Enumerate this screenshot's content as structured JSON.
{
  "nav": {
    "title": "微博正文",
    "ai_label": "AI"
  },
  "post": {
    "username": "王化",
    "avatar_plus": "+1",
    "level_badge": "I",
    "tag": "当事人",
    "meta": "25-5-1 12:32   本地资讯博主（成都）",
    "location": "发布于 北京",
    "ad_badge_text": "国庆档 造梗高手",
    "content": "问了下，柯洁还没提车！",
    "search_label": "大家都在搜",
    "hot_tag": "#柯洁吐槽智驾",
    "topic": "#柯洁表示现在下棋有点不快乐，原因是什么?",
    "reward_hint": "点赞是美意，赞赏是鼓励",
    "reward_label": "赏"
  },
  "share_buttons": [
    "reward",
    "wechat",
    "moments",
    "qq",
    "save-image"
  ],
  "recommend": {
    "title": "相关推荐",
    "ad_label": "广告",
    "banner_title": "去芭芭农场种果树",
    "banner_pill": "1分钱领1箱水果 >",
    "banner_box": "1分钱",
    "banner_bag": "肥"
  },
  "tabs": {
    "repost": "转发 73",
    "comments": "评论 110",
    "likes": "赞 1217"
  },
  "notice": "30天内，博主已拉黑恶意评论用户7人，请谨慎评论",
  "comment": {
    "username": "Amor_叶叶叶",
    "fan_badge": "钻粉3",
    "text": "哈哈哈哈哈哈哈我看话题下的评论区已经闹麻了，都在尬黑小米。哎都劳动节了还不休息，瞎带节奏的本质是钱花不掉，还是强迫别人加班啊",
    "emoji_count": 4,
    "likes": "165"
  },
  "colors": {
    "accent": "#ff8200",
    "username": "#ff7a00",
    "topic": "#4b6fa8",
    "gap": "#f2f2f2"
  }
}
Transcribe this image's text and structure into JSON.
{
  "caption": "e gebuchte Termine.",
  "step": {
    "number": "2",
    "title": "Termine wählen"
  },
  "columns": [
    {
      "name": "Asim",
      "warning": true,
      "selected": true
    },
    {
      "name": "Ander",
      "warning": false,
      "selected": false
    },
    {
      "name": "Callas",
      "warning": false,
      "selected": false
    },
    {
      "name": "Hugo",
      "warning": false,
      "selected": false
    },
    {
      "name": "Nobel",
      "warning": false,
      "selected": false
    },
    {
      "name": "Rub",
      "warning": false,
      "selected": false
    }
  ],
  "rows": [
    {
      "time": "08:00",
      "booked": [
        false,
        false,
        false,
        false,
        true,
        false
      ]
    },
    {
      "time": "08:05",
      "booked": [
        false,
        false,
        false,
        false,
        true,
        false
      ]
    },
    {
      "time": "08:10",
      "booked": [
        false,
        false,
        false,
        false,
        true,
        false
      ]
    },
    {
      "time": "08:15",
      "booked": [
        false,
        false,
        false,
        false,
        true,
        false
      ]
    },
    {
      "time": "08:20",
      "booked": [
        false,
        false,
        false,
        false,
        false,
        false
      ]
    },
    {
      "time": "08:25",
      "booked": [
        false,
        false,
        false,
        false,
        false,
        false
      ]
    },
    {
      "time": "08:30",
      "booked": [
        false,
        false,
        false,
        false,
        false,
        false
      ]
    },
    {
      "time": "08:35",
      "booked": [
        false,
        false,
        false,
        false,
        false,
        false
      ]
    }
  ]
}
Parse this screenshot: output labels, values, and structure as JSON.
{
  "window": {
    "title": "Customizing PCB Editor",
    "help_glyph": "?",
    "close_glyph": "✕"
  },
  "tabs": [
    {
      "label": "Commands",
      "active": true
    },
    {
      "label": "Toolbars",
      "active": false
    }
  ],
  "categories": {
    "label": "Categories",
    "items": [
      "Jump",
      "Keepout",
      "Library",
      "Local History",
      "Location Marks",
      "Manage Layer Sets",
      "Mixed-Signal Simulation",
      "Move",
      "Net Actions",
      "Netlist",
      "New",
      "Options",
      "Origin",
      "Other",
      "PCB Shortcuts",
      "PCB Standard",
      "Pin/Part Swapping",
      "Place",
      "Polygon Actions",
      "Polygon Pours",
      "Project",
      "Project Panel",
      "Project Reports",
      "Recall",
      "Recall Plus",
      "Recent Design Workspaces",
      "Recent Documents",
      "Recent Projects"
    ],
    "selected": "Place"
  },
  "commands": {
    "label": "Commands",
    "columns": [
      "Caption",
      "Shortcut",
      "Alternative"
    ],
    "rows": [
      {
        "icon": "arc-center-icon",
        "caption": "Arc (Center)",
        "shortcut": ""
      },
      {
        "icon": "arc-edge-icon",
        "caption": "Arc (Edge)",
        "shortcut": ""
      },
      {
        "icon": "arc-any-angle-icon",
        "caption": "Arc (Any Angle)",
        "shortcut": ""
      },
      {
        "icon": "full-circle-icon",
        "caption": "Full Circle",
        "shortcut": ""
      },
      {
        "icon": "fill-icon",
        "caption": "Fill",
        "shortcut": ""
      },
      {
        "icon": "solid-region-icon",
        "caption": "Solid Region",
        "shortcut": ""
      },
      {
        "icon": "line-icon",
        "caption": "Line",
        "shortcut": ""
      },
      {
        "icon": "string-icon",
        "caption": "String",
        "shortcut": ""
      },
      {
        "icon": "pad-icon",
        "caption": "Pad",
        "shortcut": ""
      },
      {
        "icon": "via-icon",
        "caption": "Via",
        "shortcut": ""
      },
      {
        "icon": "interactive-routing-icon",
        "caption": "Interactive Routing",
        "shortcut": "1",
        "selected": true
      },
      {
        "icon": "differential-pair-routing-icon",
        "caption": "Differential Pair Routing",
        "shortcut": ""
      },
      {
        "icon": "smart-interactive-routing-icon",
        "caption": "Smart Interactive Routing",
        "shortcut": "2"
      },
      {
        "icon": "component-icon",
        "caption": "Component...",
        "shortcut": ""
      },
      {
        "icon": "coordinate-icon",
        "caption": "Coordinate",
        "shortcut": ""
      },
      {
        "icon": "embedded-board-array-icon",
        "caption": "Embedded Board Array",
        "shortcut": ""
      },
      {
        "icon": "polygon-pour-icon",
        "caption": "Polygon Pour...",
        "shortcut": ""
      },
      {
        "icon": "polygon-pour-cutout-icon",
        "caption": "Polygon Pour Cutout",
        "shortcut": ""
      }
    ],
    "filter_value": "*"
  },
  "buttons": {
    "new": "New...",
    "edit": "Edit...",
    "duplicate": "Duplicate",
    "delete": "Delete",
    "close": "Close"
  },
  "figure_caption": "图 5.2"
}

**Written task**
State how many lines in the records above contain the word "Termine", giving only the number.

**Exercise solution**
2